La lucha por la salud

En aquel día en 2004, seguimos a los líderes de la comunidad al Hospital de Subdistrito Yala. No se encontraba en buenas condiciones. Había una cama para cada tres niños o cada dos adultos. Las habitaciones estaban llenas de pacientes que probablemente no recibirían tratamiento, porque el hospital no lo podía ofrecer o por que los pacientes no podían pagarlo. No había doctor, sólo un encargado dirigiendo el hospital. Tampoco había agua corriente ni electricidad. Cuesta trabajo entender que hay gente que padece enfermedades prevenibles o está al borde de la muerte cuando no tendría por qué estarlo. Es algo que me asusta y me entristece.

La malaria es una de las enfermedades comunes en África, que es prevenible y tratable. Se transmite a través de la picadura de un mosquito y puede matar a los niños pequeños y enfermar gravemente a los adultos. Los mosquitos que transmiten la malaria vienen de noche. Un mosquitero para la cama, tratado con químicos que duran cinco años, mantiene alejados a los mosquitos transmisores mientras la gente duerme. Cada mosquitero cuesta $5. También existen medicinas baratas para curar de la malaria. Las soluciones son simples, y sin embargo 20,000 niños mueren cada día debido a la enfermedad. Es tan triste y tan ilógico. Los mosquiteros para cama podrían salvar millones de vidas.

*Líneas proporcionadas*:

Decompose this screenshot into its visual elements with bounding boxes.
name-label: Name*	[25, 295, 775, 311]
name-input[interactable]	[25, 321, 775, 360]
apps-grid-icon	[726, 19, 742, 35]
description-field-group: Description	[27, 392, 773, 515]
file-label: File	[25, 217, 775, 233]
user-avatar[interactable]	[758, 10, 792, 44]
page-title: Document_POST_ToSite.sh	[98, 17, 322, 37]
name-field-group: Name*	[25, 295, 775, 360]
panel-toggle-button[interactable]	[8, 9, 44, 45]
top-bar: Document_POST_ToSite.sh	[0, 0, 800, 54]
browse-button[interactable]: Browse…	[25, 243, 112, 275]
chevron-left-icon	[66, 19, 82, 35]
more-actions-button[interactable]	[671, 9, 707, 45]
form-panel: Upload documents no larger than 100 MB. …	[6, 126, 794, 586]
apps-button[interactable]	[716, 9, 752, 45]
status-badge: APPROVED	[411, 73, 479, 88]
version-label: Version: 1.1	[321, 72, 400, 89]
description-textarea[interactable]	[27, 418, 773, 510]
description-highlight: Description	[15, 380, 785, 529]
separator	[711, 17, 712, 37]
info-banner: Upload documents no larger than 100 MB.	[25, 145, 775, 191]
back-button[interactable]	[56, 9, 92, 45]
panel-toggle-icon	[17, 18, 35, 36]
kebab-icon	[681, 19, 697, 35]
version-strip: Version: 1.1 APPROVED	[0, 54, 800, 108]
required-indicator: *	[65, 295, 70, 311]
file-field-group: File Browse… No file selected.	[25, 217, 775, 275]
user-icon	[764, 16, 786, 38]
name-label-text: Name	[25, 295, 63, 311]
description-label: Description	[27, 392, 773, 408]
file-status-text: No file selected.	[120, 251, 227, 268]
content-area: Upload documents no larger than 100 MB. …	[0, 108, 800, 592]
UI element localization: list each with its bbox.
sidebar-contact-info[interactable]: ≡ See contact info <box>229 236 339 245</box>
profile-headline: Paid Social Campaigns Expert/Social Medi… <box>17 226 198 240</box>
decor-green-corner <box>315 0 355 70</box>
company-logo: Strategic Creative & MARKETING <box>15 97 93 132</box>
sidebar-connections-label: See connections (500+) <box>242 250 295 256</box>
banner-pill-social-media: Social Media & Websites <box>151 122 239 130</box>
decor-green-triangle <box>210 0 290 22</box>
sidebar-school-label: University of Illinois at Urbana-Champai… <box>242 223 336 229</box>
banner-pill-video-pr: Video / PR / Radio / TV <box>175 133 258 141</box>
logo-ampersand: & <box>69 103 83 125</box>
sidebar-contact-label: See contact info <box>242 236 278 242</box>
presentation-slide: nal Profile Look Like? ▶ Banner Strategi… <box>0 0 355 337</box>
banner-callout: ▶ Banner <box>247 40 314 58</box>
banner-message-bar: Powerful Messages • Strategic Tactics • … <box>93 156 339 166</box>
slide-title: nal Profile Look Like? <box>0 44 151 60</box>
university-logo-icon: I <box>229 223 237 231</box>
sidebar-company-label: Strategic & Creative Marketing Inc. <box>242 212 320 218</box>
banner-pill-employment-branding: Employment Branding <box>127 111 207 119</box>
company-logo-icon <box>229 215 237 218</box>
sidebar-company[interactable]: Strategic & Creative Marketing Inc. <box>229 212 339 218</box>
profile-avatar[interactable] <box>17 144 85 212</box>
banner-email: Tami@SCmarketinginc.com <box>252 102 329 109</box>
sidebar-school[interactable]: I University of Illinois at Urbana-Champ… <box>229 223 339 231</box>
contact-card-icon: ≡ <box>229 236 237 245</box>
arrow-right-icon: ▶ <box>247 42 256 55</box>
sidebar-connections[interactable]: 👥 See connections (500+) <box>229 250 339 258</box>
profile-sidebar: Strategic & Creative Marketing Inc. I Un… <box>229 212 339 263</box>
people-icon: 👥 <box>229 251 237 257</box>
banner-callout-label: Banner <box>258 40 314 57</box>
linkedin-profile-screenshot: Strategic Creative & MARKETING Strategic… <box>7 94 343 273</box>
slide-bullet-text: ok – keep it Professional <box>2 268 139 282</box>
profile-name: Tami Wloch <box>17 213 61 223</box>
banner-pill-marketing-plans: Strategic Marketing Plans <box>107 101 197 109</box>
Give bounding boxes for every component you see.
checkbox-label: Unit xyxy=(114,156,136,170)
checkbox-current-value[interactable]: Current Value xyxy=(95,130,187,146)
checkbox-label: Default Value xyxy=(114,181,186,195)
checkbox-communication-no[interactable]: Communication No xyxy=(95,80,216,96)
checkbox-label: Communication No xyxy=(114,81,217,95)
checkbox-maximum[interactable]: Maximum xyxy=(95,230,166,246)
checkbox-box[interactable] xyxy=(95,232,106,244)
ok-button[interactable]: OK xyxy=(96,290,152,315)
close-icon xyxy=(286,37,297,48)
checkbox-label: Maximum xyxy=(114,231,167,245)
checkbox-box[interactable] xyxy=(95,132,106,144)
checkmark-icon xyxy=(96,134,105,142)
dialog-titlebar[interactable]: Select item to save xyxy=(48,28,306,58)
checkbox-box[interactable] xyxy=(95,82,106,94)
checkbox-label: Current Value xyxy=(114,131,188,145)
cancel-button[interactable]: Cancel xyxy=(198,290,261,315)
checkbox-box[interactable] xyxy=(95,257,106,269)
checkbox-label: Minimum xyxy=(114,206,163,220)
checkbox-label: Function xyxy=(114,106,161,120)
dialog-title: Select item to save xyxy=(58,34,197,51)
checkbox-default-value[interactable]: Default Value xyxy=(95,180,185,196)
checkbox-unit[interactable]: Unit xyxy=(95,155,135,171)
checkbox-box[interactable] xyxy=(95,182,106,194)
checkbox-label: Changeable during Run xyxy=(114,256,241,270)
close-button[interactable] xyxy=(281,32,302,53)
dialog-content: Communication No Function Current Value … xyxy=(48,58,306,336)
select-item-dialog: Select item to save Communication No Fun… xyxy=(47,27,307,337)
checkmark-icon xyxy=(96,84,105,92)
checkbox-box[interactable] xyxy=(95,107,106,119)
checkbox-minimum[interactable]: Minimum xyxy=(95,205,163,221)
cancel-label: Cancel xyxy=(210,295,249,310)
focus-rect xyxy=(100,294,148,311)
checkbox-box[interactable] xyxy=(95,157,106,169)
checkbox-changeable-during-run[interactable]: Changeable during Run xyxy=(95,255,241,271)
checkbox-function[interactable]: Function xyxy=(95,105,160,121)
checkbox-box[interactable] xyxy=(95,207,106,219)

*Requisitos de tareas*:
**a)** Anota sin cambios, del texto sobre la lucha por la salud, todo lo que va desde "En aquel día" hasta "y me entristece.".
**b)** Por favor, retoma el texto sobre la lucha por la salud y continúalo a partir de su última oración.

*Respuestas por tarea*:
**a)**
En aquel día en 2004, seguimos a los líderes de la comunidad al Hospital de Subdistrito Yala. No se encontraba en buenas condiciones. Había una cama para cada tres niños o cada dos adultos. Las habitaciones estaban llenas de pacientes que probablemente no recibirían tratamiento, porque el hospital no lo podía ofrecer o por que los pacientes no podían pagarlo. No había doctor, sólo un encargado dirigiendo el hospital. Tampoco había agua corriente ni electricidad. Cuesta trabajo entender que hay gente que padece enfermedades prevenibles o está al borde de la muerte cuando no tendría por qué estarlo. Es algo que me asusta y me entristece.

**b)**
Agua, fertilizantes, conocimiento

Caminamos para reunirnos con los agricultores. Sus cosechas estaban marchitándose porque no podían pagar los fertilizantes y la irrigación necesarios. Una y otra vez, las familias siembran semillas y obtienen sólo malas cosechas debido a la falta de fertilizantes y agua. Cada año, los agricultores se preocupan: ¿Podrán cosechar suficiente comida para alimentar a toda la familia? ¿Sus niños pasarán hambre y se enfermarán?

Muchos niños en Sauri no asistían a la escuela porque sus padres no podían pagar las cuotas escolares. Algunos niños tienen que ayudar con tareas del hogar como traer agua y juntar leña. En 2004, las escuelas tenían escasos materiales como libros, papel y lápices, pero los estudiantes querían aprender. Todos trabajaban con esmero con los pocos útiles que tenían. Sin embargo, les costaba trabajo concentrarse ya que no había almuerzo al mediodía. A la hora de la salida, los niños ya no tenían energía.

Una vida mejor

La gente de Sauri ha progresado en forma asombrosa en tan solo cuatro años. El día de hoy, el Hospital de Subdistrito Yala tiene medicinas, sin costo, para todas las enfermedades frecuentes. El hospital ya tiene agua potable y además, un generador de electricidad. Los mosquiteros para cama se usan en cada dormitorio de Sauri. La crisis de hambre ha sido solucionada con fertilizante y semillas, así como con las herramientas necesarias para mantener la cosecha. No existen cuotas escolares y la escuela ahora sirve almuerzos al mediodía para los estudiantes. La tasa de asistencia ha aumentado mucho.

Han ocurrido cambios dramáticos en 80 pueblos por toda el África Sub-sahariana. El progreso es alentador para los que apoyan el proyecto Pueblos del Milenio.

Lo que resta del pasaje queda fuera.